▶ **Entries supplied**:
•••••
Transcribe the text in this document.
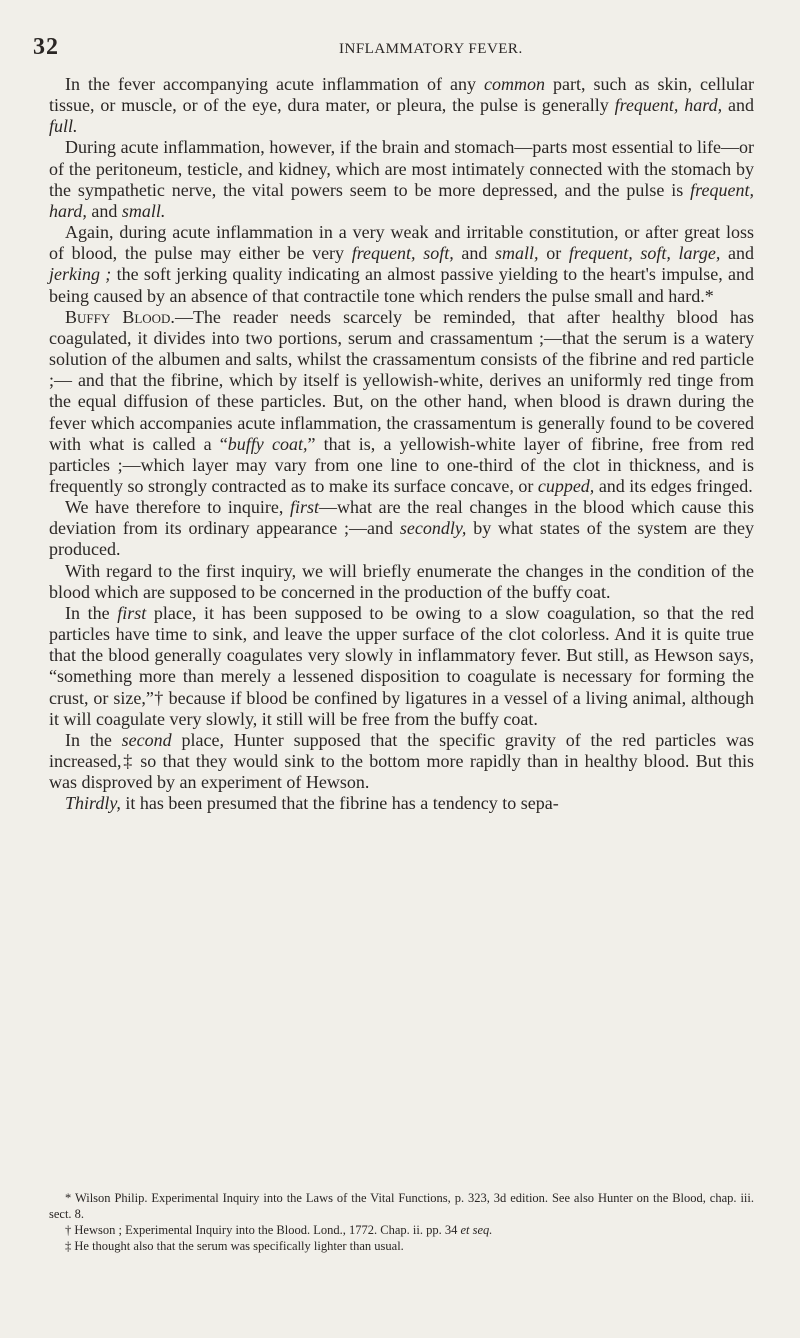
32	INFLAMMATORY FEVER.

In the fever accompanying acute inflammation of any common part, such as skin, cellular tissue, or muscle, or of the eye, dura mater, or pleura, the pulse is generally frequent, hard, and full.

During acute inflammation, however, if the brain and stomach—parts most essential to life—or of the peritoneum, testicle, and kidney, which are most intimately connected with the stomach by the sympathetic nerve, the vital powers seem to be more depressed, and the pulse is frequent, hard, and small.

Again, during acute inflammation in a very weak and irritable constitution, or after great loss of blood, the pulse may either be very frequent, soft, and small, or frequent, soft, large, and jerking ; the soft jerking quality indicating an almost passive yielding to the heart's impulse, and being caused by an absence of that contractile tone which renders the pulse small and hard.*

Buffy Blood.—The reader needs scarcely be reminded, that after healthy blood has coagulated, it divides into two portions, serum and crassamentum ;—that the serum is a watery solution of the albumen and salts, whilst the crassamentum consists of the fibrine and red particle ;— and that the fibrine, which by itself is yellowish-white, derives an uniformly red tinge from the equal diffusion of these particles. But, on the other hand, when blood is drawn during the fever which accompanies acute inflammation, the crassamentum is generally found to be covered with what is called a “buffy coat,” that is, a yellowish-white layer of fibrine, free from red particles ;—which layer may vary from one line to one-third of the clot in thickness, and is frequently so strongly contracted as to make its surface concave, or cupped, and its edges fringed.

We have therefore to inquire, first—what are the real changes in the blood which cause this deviation from its ordinary appearance ;—and secondly, by what states of the system are they produced.

With regard to the first inquiry, we will briefly enumerate the changes in the condition of the blood which are supposed to be concerned in the production of the buffy coat.

In the first place, it has been supposed to be owing to a slow coagulation, so that the red particles have time to sink, and leave the upper surface of the clot colorless. And it is quite true that the blood generally coagulates very slowly in inflammatory fever. But still, as Hewson says, “something more than merely a lessened disposition to coagulate is necessary for forming the crust, or size,”† because if blood be confined by ligatures in a vessel of a living animal, although it will coagulate very slowly, it still will be free from the buffy coat.

In the second place, Hunter supposed that the specific gravity of the red particles was increased,‡ so that they would sink to the bottom more rapidly than in healthy blood. But this was disproved by an experiment of Hewson.

Thirdly, it has been presumed that the fibrine has a tendency to sepa-

* Wilson Philip. Experimental Inquiry into the Laws of the Vital Functions, p. 323, 3d edition. See also Hunter on the Blood, chap. iii. sect. 8.

† Hewson ; Experimental Inquiry into the Blood. Lond., 1772. Chap. ii. pp. 34 et seq.

‡ He thought also that the serum was specifically lighter than usual.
•••••
▶ **Task statement**: Keep every word of the data as it is when you write it out, but drop the pictures.

▶ **Finished exercise**:
Transcribe the text in this document.
32	INFLAMMATORY FEVER.

In the fever accompanying acute inflammation of any common part, such as skin, cellular tissue, or muscle, or of the eye, dura mater, or pleura, the pulse is generally frequent, hard, and full.

During acute inflammation, however, if the brain and stomach—parts most essential to life—or of the peritoneum, testicle, and kidney, which are most intimately connected with the stomach by the sympathetic nerve, the vital powers seem to be more depressed, and the pulse is frequent, hard, and small.

Again, during acute inflammation in a very weak and irritable constitution, or after great loss of blood, the pulse may either be very frequent, soft, and small, or frequent, soft, large, and jerking ; the soft jerking quality indicating an almost passive yielding to the heart's impulse, and being caused by an absence of that contractile tone which renders the pulse small and hard.*

Buffy Blood.—The reader needs scarcely be reminded, that after healthy blood has coagulated, it divides into two portions, serum and crassamentum ;—that the serum is a watery solution of the albumen and salts, whilst the crassamentum consists of the fibrine and red particle ;— and that the fibrine, which by itself is yellowish-white, derives an uniformly red tinge from the equal diffusion of these particles. But, on the other hand, when blood is drawn during the fever which accompanies acute inflammation, the crassamentum is generally found to be covered with what is called a “buffy coat,” that is, a yellowish-white layer of fibrine, free from red particles ;—which layer may vary from one line to one-third of the clot in thickness, and is frequently so strongly contracted as to make its surface concave, or cupped, and its edges fringed.

We have therefore to inquire, first—what are the real changes in the blood which cause this deviation from its ordinary appearance ;—and secondly, by what states of the system are they produced.

With regard to the first inquiry, we will briefly enumerate the changes in the condition of the blood which are supposed to be concerned in the production of the buffy coat.

In the first place, it has been supposed to be owing to a slow coagulation, so that the red particles have time to sink, and leave the upper surface of the clot colorless. And it is quite true that the blood generally coagulates very slowly in inflammatory fever. But still, as Hewson says, “something more than merely a lessened disposition to coagulate is necessary for forming the crust, or size,”† because if blood be confined by ligatures in a vessel of a living animal, although it will coagulate very slowly, it still will be free from the buffy coat.

In the second place, Hunter supposed that the specific gravity of the red particles was increased,‡ so that they would sink to the bottom more rapidly than in healthy blood. But this was disproved by an experiment of Hewson.

Thirdly, it has been presumed that the fibrine has a tendency to sepa-

* Wilson Philip. Experimental Inquiry into the Laws of the Vital Functions, p. 323, 3d edition. See also Hunter on the Blood, chap. iii. sect. 8.

† Hewson ; Experimental Inquiry into the Blood. Lond., 1772. Chap. ii. pp. 34 et seq.

‡ He thought also that the serum was specifically lighter than usual.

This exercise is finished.